━━━━━ RECORDS FOR THIS EXERCISE ━━━━━
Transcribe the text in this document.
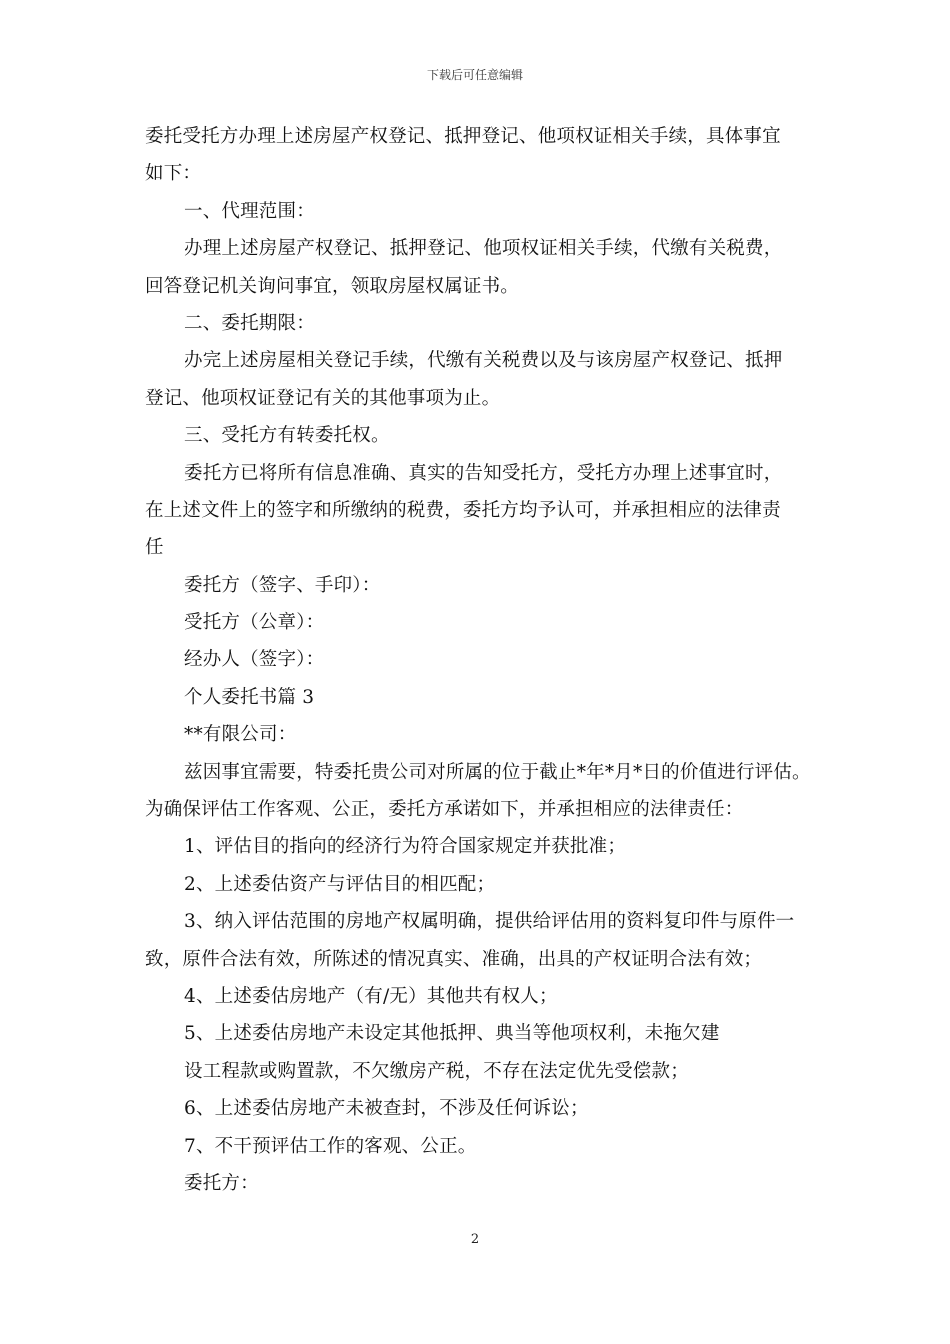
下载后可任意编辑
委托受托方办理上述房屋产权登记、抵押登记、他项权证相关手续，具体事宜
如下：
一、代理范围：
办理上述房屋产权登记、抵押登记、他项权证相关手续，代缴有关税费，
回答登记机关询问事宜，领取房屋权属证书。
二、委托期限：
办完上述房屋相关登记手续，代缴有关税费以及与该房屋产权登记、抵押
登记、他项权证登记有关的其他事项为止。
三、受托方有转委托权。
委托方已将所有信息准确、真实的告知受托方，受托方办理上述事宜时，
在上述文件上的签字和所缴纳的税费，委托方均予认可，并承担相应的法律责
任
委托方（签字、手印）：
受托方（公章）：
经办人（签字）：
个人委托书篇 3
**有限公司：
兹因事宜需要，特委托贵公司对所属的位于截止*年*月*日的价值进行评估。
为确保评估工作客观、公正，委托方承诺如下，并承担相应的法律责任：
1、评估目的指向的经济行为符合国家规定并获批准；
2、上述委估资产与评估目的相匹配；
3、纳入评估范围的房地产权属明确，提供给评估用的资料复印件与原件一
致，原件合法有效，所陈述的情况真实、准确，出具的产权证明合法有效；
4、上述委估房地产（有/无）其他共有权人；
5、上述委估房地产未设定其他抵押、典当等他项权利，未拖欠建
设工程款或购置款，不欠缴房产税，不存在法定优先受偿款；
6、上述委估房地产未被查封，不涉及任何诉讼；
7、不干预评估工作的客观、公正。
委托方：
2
━━━━━
━━━━━ RECORDS FOR THIS EXERCISE ━━━━━
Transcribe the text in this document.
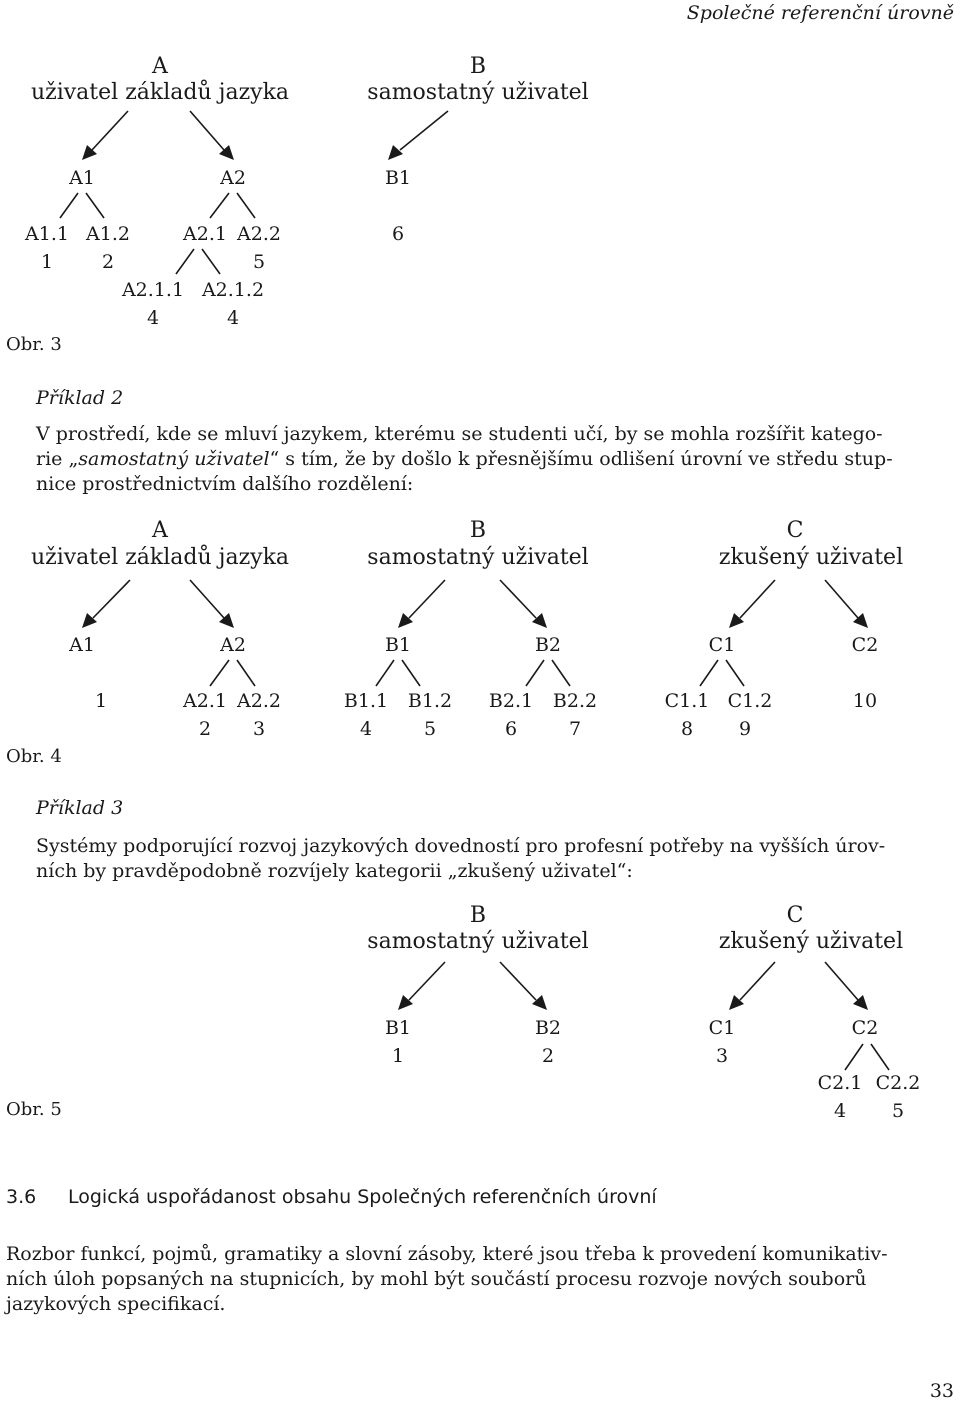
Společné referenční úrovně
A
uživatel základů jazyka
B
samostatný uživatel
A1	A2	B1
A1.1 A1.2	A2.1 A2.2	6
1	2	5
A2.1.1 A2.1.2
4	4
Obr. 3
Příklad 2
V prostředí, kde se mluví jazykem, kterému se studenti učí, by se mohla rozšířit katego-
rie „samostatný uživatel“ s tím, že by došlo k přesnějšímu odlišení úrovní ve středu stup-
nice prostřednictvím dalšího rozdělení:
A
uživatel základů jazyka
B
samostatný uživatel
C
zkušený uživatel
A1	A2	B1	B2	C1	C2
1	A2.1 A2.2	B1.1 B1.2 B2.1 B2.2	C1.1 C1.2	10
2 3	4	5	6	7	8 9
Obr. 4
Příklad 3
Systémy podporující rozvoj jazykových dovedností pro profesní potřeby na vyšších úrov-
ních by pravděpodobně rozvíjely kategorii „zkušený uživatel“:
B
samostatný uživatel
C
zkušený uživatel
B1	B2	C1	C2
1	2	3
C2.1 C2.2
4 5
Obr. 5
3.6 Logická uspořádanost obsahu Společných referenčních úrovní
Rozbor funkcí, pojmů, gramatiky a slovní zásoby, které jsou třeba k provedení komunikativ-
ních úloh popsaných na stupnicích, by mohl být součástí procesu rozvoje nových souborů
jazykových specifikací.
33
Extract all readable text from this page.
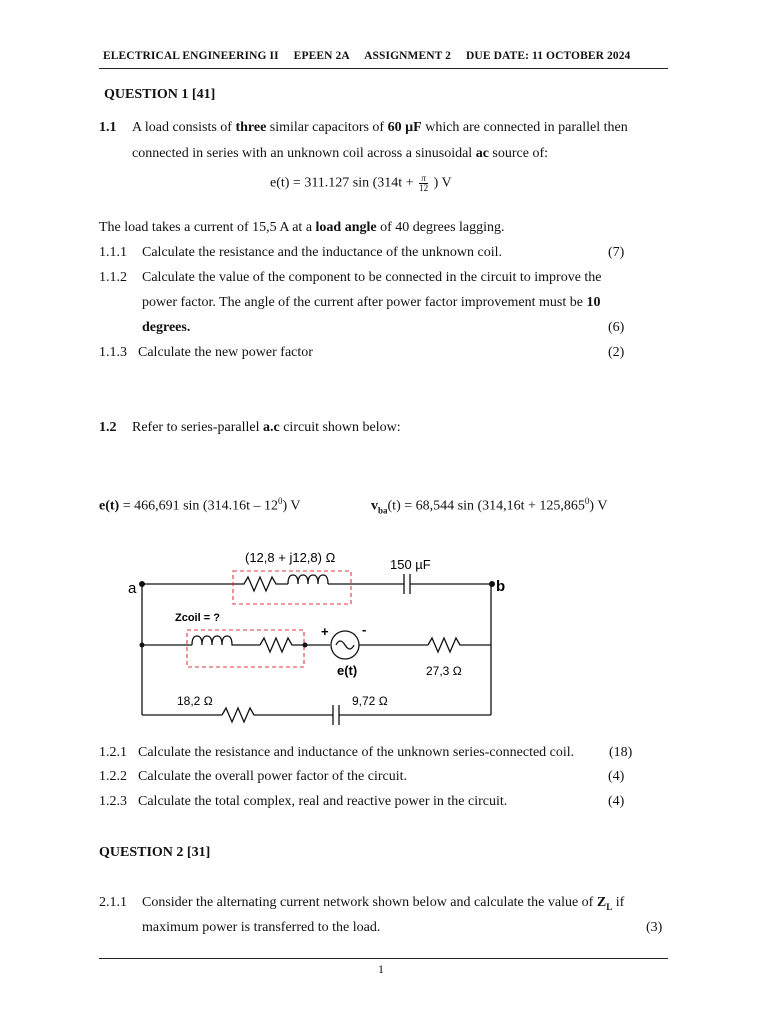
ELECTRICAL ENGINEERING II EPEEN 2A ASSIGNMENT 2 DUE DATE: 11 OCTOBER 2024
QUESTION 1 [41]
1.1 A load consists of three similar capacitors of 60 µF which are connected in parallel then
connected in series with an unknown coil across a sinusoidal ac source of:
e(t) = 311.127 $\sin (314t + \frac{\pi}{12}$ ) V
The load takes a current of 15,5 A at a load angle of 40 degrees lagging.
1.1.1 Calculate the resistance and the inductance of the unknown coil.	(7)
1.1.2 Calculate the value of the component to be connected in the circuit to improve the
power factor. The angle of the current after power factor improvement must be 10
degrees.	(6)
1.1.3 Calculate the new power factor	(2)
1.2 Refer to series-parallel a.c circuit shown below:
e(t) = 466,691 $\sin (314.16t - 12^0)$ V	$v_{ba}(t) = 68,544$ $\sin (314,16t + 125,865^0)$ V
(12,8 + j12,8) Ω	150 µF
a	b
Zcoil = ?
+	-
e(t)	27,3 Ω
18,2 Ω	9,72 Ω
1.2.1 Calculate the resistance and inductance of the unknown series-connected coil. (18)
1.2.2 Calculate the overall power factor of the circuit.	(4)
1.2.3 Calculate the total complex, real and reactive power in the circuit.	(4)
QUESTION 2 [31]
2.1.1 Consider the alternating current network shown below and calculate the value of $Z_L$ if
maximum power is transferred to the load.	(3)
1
━━━━━
Find each line holding the word "parallel" and copy it.

1.1 A load consists of three similar capacitors of 60 µF which are connected in parallel then
1.2 Refer to series-parallel a.c circuit shown below:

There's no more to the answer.